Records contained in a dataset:
----------------------------------------

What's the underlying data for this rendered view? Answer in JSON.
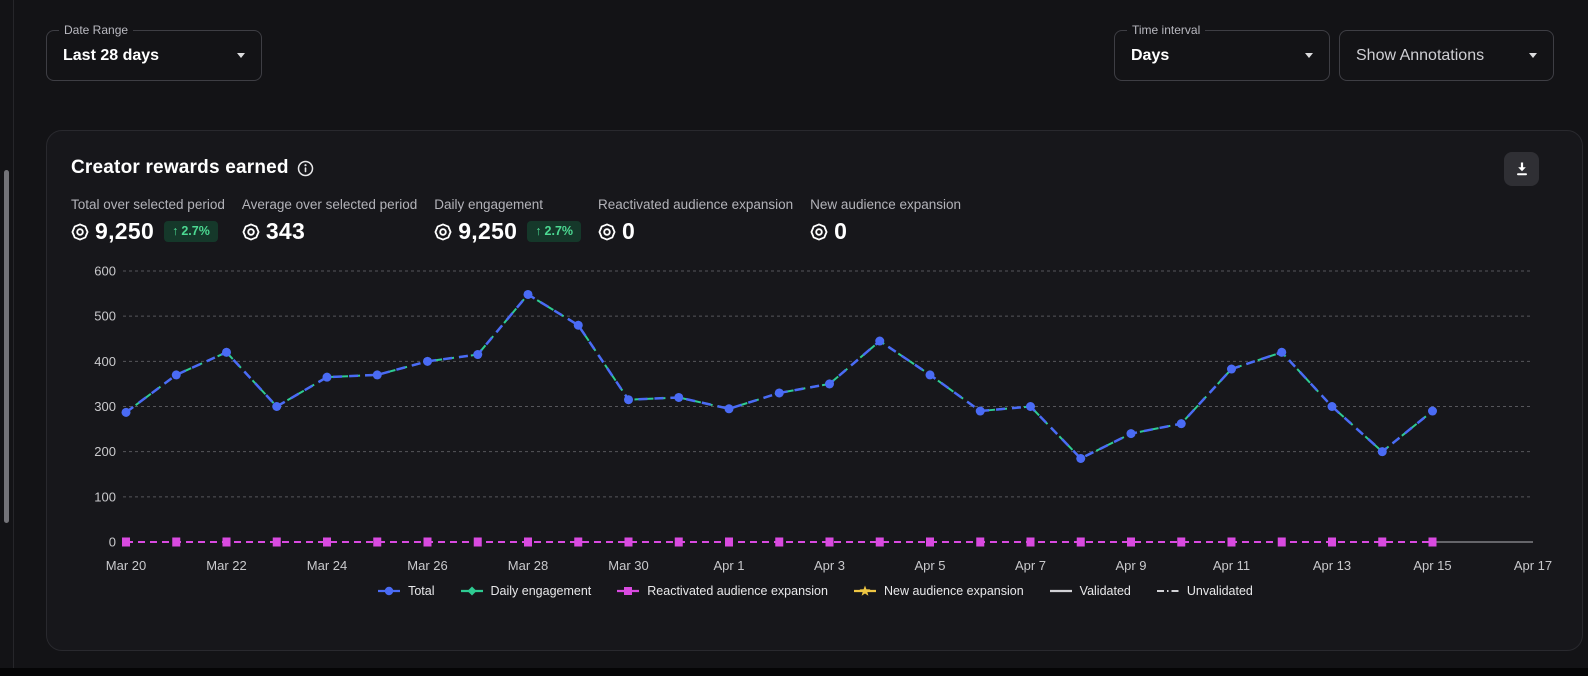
{
  "controls": {
    "date_range": {
      "label": "Date Range",
      "value": "Last 28 days"
    },
    "time_interval": {
      "label": "Time interval",
      "value": "Days"
    },
    "annotations": {
      "value": "Show Annotations"
    }
  },
  "card": {
    "title": "Creator rewards earned",
    "stats": [
      {
        "label": "Total over selected period",
        "value": "9,250",
        "delta_arrow": "↑",
        "delta": "2.7%"
      },
      {
        "label": "Average over selected period",
        "value": "343"
      },
      {
        "label": "Daily engagement",
        "value": "9,250",
        "delta_arrow": "↑",
        "delta": "2.7%"
      },
      {
        "label": "Reactivated audience expansion",
        "value": "0"
      },
      {
        "label": "New audience expansion",
        "value": "0"
      }
    ]
  },
  "chart_data": {
    "type": "line",
    "title": "Creator rewards earned",
    "x": [
      "Mar 20",
      "Mar 21",
      "Mar 22",
      "Mar 23",
      "Mar 24",
      "Mar 25",
      "Mar 26",
      "Mar 27",
      "Mar 28",
      "Mar 29",
      "Mar 30",
      "Mar 31",
      "Apr 1",
      "Apr 2",
      "Apr 3",
      "Apr 4",
      "Apr 5",
      "Apr 6",
      "Apr 7",
      "Apr 8",
      "Apr 9",
      "Apr 10",
      "Apr 11",
      "Apr 12",
      "Apr 13",
      "Apr 14",
      "Apr 15"
    ],
    "series": [
      {
        "name": "Total",
        "color": "#4a6bf5",
        "style": "dashed",
        "marker": "circle",
        "values": [
          287,
          370,
          420,
          300,
          365,
          370,
          400,
          415,
          548,
          480,
          315,
          320,
          295,
          330,
          350,
          445,
          370,
          290,
          300,
          185,
          240,
          262,
          383,
          420,
          300,
          200,
          290
        ]
      },
      {
        "name": "Daily engagement",
        "color": "#2ecb92",
        "style": "dashed",
        "marker": "diamond",
        "values": [
          287,
          370,
          420,
          300,
          365,
          370,
          400,
          415,
          548,
          480,
          315,
          320,
          295,
          330,
          350,
          445,
          370,
          290,
          300,
          185,
          240,
          262,
          383,
          420,
          300,
          200,
          290
        ]
      },
      {
        "name": "Reactivated audience expansion",
        "color": "#d94ae0",
        "style": "dashed",
        "marker": "square",
        "values": [
          0,
          0,
          0,
          0,
          0,
          0,
          0,
          0,
          0,
          0,
          0,
          0,
          0,
          0,
          0,
          0,
          0,
          0,
          0,
          0,
          0,
          0,
          0,
          0,
          0,
          0,
          0
        ]
      },
      {
        "name": "New audience expansion",
        "color": "#eec643",
        "style": "dashed",
        "marker": "star",
        "values": [
          0,
          0,
          0,
          0,
          0,
          0,
          0,
          0,
          0,
          0,
          0,
          0,
          0,
          0,
          0,
          0,
          0,
          0,
          0,
          0,
          0,
          0,
          0,
          0,
          0,
          0,
          0
        ]
      }
    ],
    "xticks": [
      "Mar 20",
      "Mar 22",
      "Mar 24",
      "Mar 26",
      "Mar 28",
      "Mar 30",
      "Apr 1",
      "Apr 3",
      "Apr 5",
      "Apr 7",
      "Apr 9",
      "Apr 11",
      "Apr 13",
      "Apr 15",
      "Apr 17"
    ],
    "yticks": [
      0,
      100,
      200,
      300,
      400,
      500,
      600
    ],
    "ylim": [
      0,
      600
    ],
    "x_total_days": 28,
    "grid": "dashed-horizontal",
    "legend_position": "bottom",
    "baseline_extension": {
      "from_day_index": 26,
      "to_day_index": 28,
      "color": "#94949a"
    }
  },
  "legend": [
    {
      "label": "Total",
      "marker": "circle",
      "color": "#4a6bf5"
    },
    {
      "label": "Daily engagement",
      "marker": "diamond",
      "color": "#2ecb92"
    },
    {
      "label": "Reactivated audience expansion",
      "marker": "square",
      "color": "#d94ae0"
    },
    {
      "label": "New audience expansion",
      "marker": "star",
      "color": "#eec643"
    },
    {
      "label": "Validated",
      "marker": "line",
      "color": "#d2d2d6"
    },
    {
      "label": "Unvalidated",
      "marker": "dashline",
      "color": "#d2d2d6"
    }
  ],
  "icons": {
    "title_info": "info-icon",
    "export": "download-icon",
    "dropdown_caret": "chevron-down-icon",
    "stat_coin": "coin-icon"
  },
  "colors": {
    "page_bg": "#131316",
    "card_bg": "#17171b",
    "accent_blue": "#4a6bf5",
    "magenta": "#d94ae0",
    "green": "#2ecb92",
    "yellow": "#eec643",
    "badge_bg": "#15382a",
    "badge_text": "#4cd992",
    "gridline": "#56565b",
    "axis_text": "#c9c9cc"
  }
}
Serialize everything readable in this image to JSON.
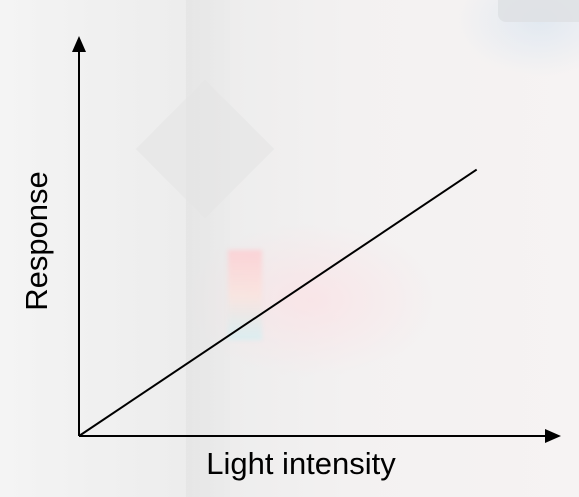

----------------------------------------

What to do - Output all of the records exactly as they appear above, but not the pictures.

Problem solution -
What's the underlying data for this rendered view? Answer in JSON.
{
  "controls": {
    "date_range": {
      "label": "Date Range",
      "value": "Last 28 days"
    },
    "time_interval": {
      "label": "Time interval",
      "value": "Days"
    },
    "annotations": {
      "value": "Show Annotations"
    }
  },
  "card": {
    "title": "Creator rewards earned",
    "stats": [
      {
        "label": "Total over selected period",
        "value": "9,250",
        "delta_arrow": "↑",
        "delta": "2.7%"
      },
      {
        "label": "Average over selected period",
        "value": "343"
      },
      {
        "label": "Daily engagement",
        "value": "9,250",
        "delta_arrow": "↑",
        "delta": "2.7%"
      },
      {
        "label": "Reactivated audience expansion",
        "value": "0"
      },
      {
        "label": "New audience expansion",
        "value": "0"
      }
    ]
  },
  "chart_data": {
    "type": "line",
    "title": "Creator rewards earned",
    "x": [
      "Mar 20",
      "Mar 21",
      "Mar 22",
      "Mar 23",
      "Mar 24",
      "Mar 25",
      "Mar 26",
      "Mar 27",
      "Mar 28",
      "Mar 29",
      "Mar 30",
      "Mar 31",
      "Apr 1",
      "Apr 2",
      "Apr 3",
      "Apr 4",
      "Apr 5",
      "Apr 6",
      "Apr 7",
      "Apr 8",
      "Apr 9",
      "Apr 10",
      "Apr 11",
      "Apr 12",
      "Apr 13",
      "Apr 14",
      "Apr 15"
    ],
    "series": [
      {
        "name": "Total",
        "color": "#4a6bf5",
        "style": "dashed",
        "marker": "circle",
        "values": [
          287,
          370,
          420,
          300,
          365,
          370,
          400,
          415,
          548,
          480,
          315,
          320,
          295,
          330,
          350,
          445,
          370,
          290,
          300,
          185,
          240,
          262,
          383,
          420,
          300,
          200,
          290
        ]
      },
      {
        "name": "Daily engagement",
        "color": "#2ecb92",
        "style": "dashed",
        "marker": "diamond",
        "values": [
          287,
          370,
          420,
          300,
          365,
          370,
          400,
          415,
          548,
          480,
          315,
          320,
          295,
          330,
          350,
          445,
          370,
          290,
          300,
          185,
          240,
          262,
          383,
          420,
          300,
          200,
          290
        ]
      },
      {
        "name": "Reactivated audience expansion",
        "color": "#d94ae0",
        "style": "dashed",
        "marker": "square",
        "values": [
          0,
          0,
          0,
          0,
          0,
          0,
          0,
          0,
          0,
          0,
          0,
          0,
          0,
          0,
          0,
          0,
          0,
          0,
          0,
          0,
          0,
          0,
          0,
          0,
          0,
          0,
          0
        ]
      },
      {
        "name": "New audience expansion",
        "color": "#eec643",
        "style": "dashed",
        "marker": "star",
        "values": [
          0,
          0,
          0,
          0,
          0,
          0,
          0,
          0,
          0,
          0,
          0,
          0,
          0,
          0,
          0,
          0,
          0,
          0,
          0,
          0,
          0,
          0,
          0,
          0,
          0,
          0,
          0
        ]
      }
    ],
    "xticks": [
      "Mar 20",
      "Mar 22",
      "Mar 24",
      "Mar 26",
      "Mar 28",
      "Mar 30",
      "Apr 1",
      "Apr 3",
      "Apr 5",
      "Apr 7",
      "Apr 9",
      "Apr 11",
      "Apr 13",
      "Apr 15",
      "Apr 17"
    ],
    "yticks": [
      0,
      100,
      200,
      300,
      400,
      500,
      600
    ],
    "ylim": [
      0,
      600
    ],
    "x_total_days": 28,
    "grid": "dashed-horizontal",
    "legend_position": "bottom",
    "baseline_extension": {
      "from_day_index": 26,
      "to_day_index": 28,
      "color": "#94949a"
    }
  },
  "legend": [
    {
      "label": "Total",
      "marker": "circle",
      "color": "#4a6bf5"
    },
    {
      "label": "Daily engagement",
      "marker": "diamond",
      "color": "#2ecb92"
    },
    {
      "label": "Reactivated audience expansion",
      "marker": "square",
      "color": "#d94ae0"
    },
    {
      "label": "New audience expansion",
      "marker": "star",
      "color": "#eec643"
    },
    {
      "label": "Validated",
      "marker": "line",
      "color": "#d2d2d6"
    },
    {
      "label": "Unvalidated",
      "marker": "dashline",
      "color": "#d2d2d6"
    }
  ],
  "icons": {
    "title_info": "info-icon",
    "export": "download-icon",
    "dropdown_caret": "chevron-down-icon",
    "stat_coin": "coin-icon"
  },
  "colors": {
    "page_bg": "#131316",
    "card_bg": "#17171b",
    "accent_blue": "#4a6bf5",
    "magenta": "#d94ae0",
    "green": "#2ecb92",
    "yellow": "#eec643",
    "badge_bg": "#15382a",
    "badge_text": "#4cd992",
    "gridline": "#56565b",
    "axis_text": "#c9c9cc"
  }
}
Serialize everything readable in this image to JSON.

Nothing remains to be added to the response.